▶ _YOUR OBJECTIVE_
Write out the records again, exactly, leaving none out.

▶ _INPUT DATA_
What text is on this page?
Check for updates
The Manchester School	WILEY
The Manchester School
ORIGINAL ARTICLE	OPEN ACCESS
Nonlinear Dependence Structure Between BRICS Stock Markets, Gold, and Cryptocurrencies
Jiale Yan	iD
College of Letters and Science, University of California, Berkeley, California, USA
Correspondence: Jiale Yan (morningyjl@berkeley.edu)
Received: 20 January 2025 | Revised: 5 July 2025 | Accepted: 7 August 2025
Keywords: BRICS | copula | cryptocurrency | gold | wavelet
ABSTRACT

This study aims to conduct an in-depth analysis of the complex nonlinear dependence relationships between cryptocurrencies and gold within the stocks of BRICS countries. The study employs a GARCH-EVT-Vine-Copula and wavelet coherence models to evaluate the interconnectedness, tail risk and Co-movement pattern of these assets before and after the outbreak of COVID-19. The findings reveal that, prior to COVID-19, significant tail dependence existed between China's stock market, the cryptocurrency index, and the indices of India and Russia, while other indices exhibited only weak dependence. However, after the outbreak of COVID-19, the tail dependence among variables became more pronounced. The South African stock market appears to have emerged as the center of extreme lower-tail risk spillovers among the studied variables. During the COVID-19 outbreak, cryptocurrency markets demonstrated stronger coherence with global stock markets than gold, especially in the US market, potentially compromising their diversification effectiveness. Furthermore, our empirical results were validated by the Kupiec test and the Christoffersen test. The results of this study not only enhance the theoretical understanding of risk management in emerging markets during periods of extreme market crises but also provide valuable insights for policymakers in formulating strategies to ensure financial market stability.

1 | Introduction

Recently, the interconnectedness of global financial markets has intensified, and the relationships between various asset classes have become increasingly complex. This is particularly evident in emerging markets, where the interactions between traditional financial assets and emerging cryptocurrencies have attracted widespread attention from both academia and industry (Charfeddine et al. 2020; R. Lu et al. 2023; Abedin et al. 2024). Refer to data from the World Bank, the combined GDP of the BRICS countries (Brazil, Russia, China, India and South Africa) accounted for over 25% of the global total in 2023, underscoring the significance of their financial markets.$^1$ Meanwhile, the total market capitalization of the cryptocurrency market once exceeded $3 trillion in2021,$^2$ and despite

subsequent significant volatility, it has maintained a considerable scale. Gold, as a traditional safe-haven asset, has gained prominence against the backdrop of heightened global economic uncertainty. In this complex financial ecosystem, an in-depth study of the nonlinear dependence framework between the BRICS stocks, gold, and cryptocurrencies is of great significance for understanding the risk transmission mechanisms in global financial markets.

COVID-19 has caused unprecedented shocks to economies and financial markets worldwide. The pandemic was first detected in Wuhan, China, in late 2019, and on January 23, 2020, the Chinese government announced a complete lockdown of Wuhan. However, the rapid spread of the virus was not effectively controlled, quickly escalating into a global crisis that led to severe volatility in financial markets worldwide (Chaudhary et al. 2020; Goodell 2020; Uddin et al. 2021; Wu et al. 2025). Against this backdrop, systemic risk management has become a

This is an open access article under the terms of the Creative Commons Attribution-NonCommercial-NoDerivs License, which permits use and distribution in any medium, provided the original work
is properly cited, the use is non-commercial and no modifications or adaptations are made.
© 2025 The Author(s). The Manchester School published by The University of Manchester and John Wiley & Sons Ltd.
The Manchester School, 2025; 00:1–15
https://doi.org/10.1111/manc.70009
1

▶ _RESPONSE_
What text is on this page?
Check for updates
The Manchester School	WILEY
The Manchester School
ORIGINAL ARTICLE	OPEN ACCESS
Nonlinear Dependence Structure Between BRICS Stock Markets, Gold, and Cryptocurrencies
Jiale Yan	iD
College of Letters and Science, University of California, Berkeley, California, USA
Correspondence: Jiale Yan (morningyjl@berkeley.edu)
Received: 20 January 2025 | Revised: 5 July 2025 | Accepted: 7 August 2025
Keywords: BRICS | copula | cryptocurrency | gold | wavelet
ABSTRACT

This study aims to conduct an in-depth analysis of the complex nonlinear dependence relationships between cryptocurrencies and gold within the stocks of BRICS countries. The study employs a GARCH-EVT-Vine-Copula and wavelet coherence models to evaluate the interconnectedness, tail risk and Co-movement pattern of these assets before and after the outbreak of COVID-19. The findings reveal that, prior to COVID-19, significant tail dependence existed between China's stock market, the cryptocurrency index, and the indices of India and Russia, while other indices exhibited only weak dependence. However, after the outbreak of COVID-19, the tail dependence among variables became more pronounced. The South African stock market appears to have emerged as the center of extreme lower-tail risk spillovers among the studied variables. During the COVID-19 outbreak, cryptocurrency markets demonstrated stronger coherence with global stock markets than gold, especially in the US market, potentially compromising their diversification effectiveness. Furthermore, our empirical results were validated by the Kupiec test and the Christoffersen test. The results of this study not only enhance the theoretical understanding of risk management in emerging markets during periods of extreme market crises but also provide valuable insights for policymakers in formulating strategies to ensure financial market stability.

1 | Introduction

Recently, the interconnectedness of global financial markets has intensified, and the relationships between various asset classes have become increasingly complex. This is particularly evident in emerging markets, where the interactions between traditional financial assets and emerging cryptocurrencies have attracted widespread attention from both academia and industry (Charfeddine et al. 2020; R. Lu et al. 2023; Abedin et al. 2024). Refer to data from the World Bank, the combined GDP of the BRICS countries (Brazil, Russia, China, India and South Africa) accounted for over 25% of the global total in 2023, underscoring the significance of their financial markets.$^1$ Meanwhile, the total market capitalization of the cryptocurrency market once exceeded $3 trillion in2021,$^2$ and despite

subsequent significant volatility, it has maintained a considerable scale. Gold, as a traditional safe-haven asset, has gained prominence against the backdrop of heightened global economic uncertainty. In this complex financial ecosystem, an in-depth study of the nonlinear dependence framework between the BRICS stocks, gold, and cryptocurrencies is of great significance for understanding the risk transmission mechanisms in global financial markets.

COVID-19 has caused unprecedented shocks to economies and financial markets worldwide. The pandemic was first detected in Wuhan, China, in late 2019, and on January 23, 2020, the Chinese government announced a complete lockdown of Wuhan. However, the rapid spread of the virus was not effectively controlled, quickly escalating into a global crisis that led to severe volatility in financial markets worldwide (Chaudhary et al. 2020; Goodell 2020; Uddin et al. 2021; Wu et al. 2025). Against this backdrop, systemic risk management has become a

This is an open access article under the terms of the Creative Commons Attribution-NonCommercial-NoDerivs License, which permits use and distribution in any medium, provided the original work
is properly cited, the use is non-commercial and no modifications or adaptations are made.
© 2025 The Author(s). The Manchester School published by The University of Manchester and John Wiley & Sons Ltd.
The Manchester School, 2025; 00:1–15
https://doi.org/10.1111/manc.70009
1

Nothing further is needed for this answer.